__SET EXERCISE__. Identify the lines that contain the string "type" and copy all of them.

__DATASET EXCERPTS__.
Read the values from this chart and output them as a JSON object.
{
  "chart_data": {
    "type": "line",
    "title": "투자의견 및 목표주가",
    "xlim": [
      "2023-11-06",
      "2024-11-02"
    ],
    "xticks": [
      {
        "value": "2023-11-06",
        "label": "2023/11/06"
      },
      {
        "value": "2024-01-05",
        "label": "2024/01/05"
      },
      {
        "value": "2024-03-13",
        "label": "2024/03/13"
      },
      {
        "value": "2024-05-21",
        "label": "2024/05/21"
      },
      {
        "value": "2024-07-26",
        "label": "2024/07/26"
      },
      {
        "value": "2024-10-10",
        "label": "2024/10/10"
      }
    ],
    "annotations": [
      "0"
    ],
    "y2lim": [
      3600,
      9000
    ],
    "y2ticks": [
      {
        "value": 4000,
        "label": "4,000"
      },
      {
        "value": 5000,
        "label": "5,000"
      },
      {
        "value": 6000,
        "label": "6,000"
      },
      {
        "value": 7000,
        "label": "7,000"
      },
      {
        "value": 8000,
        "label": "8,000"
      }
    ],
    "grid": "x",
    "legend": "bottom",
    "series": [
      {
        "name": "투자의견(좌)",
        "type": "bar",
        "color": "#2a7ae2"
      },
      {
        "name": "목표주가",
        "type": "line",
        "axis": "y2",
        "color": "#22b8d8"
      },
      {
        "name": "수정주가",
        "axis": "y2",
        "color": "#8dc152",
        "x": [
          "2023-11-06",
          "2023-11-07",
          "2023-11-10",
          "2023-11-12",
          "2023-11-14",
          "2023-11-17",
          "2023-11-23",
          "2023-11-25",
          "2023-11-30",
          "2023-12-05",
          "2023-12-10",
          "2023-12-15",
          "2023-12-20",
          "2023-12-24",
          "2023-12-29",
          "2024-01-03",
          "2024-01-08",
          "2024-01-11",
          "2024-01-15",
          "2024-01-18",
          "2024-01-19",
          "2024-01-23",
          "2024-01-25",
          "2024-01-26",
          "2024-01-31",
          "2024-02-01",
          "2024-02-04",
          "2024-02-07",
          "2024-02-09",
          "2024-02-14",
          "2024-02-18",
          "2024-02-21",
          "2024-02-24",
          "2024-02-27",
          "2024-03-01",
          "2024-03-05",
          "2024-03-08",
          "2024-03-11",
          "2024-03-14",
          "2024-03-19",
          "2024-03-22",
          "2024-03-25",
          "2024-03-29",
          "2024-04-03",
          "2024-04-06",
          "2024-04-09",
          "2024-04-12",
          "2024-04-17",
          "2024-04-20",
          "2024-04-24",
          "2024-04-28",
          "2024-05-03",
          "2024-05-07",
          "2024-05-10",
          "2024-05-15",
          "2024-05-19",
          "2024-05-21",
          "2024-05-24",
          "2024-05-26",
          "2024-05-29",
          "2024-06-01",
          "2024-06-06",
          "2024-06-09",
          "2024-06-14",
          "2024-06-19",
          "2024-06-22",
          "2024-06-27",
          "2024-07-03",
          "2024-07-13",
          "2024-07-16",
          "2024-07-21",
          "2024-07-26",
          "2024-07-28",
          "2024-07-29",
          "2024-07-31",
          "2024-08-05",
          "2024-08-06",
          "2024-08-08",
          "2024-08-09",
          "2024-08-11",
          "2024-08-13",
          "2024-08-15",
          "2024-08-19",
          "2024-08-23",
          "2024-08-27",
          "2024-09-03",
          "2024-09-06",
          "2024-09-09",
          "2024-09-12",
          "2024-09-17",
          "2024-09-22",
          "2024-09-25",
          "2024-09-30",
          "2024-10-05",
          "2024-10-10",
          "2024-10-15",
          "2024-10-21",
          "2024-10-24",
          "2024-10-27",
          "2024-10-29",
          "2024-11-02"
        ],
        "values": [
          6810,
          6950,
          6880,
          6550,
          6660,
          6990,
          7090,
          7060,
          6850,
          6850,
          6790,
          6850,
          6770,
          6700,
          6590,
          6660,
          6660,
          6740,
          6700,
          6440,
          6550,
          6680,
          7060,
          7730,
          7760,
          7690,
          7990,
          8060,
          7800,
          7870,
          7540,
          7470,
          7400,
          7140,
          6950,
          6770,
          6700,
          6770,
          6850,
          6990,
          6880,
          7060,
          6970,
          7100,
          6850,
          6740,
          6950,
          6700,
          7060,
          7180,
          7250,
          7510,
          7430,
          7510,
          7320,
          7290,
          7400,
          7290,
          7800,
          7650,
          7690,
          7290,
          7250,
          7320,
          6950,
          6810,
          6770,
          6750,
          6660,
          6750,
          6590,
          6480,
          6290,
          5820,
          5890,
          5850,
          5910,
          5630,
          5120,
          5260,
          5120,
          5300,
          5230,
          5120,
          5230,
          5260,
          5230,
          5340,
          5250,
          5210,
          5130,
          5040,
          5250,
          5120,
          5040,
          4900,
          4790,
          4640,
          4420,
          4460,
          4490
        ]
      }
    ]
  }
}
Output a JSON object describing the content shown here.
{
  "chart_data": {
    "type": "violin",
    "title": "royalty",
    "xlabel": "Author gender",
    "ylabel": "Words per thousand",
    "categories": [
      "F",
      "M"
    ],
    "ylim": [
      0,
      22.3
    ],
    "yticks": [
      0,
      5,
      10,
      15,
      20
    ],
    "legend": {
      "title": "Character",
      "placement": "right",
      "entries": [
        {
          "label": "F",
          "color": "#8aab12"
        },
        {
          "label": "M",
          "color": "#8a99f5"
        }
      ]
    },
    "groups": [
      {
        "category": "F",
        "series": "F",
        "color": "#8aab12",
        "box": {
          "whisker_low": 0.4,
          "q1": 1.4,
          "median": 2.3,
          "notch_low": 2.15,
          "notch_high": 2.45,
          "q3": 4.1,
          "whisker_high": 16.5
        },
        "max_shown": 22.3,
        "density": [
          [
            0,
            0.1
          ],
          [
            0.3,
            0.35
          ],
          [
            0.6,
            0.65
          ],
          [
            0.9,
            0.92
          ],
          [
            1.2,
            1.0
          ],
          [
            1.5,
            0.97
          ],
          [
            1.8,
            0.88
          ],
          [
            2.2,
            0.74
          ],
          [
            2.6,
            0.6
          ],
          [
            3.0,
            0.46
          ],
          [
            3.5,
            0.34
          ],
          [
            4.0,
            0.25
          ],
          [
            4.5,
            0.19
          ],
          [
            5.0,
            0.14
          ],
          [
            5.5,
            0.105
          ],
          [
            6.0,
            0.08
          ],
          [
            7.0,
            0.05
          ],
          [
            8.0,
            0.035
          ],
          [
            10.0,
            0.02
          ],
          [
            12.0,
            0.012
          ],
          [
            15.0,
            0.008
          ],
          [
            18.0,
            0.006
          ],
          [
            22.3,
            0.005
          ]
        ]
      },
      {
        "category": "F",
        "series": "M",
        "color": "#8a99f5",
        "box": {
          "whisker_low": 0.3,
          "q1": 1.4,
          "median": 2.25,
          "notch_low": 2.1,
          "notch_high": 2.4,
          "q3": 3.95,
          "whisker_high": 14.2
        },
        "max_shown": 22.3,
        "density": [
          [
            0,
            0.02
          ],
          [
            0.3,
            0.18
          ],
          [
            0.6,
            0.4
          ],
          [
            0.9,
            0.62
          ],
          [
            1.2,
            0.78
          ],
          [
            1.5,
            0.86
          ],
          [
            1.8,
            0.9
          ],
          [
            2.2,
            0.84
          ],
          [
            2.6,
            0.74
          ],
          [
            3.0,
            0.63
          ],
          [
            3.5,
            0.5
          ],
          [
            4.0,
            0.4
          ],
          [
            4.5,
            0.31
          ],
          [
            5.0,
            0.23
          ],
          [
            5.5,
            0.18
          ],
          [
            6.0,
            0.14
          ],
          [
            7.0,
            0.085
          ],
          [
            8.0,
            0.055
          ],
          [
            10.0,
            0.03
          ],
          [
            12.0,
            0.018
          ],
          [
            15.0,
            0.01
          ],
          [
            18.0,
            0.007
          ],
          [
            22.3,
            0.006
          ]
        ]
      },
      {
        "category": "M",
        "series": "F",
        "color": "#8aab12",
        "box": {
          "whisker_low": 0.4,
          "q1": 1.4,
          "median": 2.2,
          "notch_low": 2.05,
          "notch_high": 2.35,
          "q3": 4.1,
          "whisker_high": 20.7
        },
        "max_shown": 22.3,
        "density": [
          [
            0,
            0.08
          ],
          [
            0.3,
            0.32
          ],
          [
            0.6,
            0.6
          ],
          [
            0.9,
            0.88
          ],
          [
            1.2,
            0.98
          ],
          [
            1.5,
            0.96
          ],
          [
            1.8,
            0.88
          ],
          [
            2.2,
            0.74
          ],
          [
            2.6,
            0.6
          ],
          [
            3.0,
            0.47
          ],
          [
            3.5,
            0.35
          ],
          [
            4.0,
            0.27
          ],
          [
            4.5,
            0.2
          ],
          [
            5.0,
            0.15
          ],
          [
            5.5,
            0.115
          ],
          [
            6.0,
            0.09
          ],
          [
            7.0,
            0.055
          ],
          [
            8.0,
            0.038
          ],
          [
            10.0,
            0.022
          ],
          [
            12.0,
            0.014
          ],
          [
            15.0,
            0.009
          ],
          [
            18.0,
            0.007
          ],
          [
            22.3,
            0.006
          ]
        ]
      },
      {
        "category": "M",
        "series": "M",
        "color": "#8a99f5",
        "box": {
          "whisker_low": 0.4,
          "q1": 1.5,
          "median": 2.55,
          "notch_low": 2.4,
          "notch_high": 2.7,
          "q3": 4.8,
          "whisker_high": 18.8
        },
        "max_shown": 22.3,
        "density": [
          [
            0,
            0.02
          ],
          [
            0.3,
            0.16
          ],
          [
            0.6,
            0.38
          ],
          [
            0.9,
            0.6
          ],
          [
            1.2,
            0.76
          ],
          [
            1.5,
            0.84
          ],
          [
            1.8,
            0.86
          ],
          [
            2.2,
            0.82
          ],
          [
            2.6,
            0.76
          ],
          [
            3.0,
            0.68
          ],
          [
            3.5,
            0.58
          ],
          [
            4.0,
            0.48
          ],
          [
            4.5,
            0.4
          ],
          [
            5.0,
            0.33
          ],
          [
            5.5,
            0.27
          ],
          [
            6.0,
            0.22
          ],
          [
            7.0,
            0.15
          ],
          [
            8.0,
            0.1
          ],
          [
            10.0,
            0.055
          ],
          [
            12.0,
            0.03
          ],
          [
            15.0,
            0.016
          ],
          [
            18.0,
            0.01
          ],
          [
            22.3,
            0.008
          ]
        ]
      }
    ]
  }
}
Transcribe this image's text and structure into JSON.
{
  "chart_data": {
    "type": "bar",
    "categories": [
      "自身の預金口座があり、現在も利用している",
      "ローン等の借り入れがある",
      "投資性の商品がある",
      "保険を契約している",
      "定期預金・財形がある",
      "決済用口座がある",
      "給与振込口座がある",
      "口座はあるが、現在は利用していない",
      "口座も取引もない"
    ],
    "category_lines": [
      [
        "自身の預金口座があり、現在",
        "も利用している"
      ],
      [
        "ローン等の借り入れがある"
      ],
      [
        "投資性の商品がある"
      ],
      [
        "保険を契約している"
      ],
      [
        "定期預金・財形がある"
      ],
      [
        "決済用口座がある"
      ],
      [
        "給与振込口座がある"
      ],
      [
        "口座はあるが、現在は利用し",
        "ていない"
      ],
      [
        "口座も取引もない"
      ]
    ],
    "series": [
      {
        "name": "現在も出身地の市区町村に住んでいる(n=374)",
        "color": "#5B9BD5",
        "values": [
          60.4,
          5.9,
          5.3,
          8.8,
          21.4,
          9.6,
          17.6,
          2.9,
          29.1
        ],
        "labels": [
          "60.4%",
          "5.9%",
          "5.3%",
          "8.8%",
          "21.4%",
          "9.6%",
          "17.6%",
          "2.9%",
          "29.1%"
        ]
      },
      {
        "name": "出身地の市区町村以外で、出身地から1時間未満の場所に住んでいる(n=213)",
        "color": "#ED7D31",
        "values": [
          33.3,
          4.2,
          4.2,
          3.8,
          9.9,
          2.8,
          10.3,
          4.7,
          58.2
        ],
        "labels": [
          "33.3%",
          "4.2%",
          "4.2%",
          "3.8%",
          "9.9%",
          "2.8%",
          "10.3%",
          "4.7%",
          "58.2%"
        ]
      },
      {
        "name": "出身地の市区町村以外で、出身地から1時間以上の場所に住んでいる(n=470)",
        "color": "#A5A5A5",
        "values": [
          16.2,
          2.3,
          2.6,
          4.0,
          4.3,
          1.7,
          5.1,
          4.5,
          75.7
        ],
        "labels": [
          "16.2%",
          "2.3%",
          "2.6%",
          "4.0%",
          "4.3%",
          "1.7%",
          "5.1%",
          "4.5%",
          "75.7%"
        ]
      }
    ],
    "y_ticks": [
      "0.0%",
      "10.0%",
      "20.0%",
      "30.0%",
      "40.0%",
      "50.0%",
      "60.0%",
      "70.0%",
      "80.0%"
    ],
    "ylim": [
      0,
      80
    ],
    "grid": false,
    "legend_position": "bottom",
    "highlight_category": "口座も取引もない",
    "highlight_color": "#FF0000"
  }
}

__PROBLEM SOLUTION__.
    "type": "line",
        "type": "bar",
        "type": "line",
    "type": "violin",
    "type": "bar",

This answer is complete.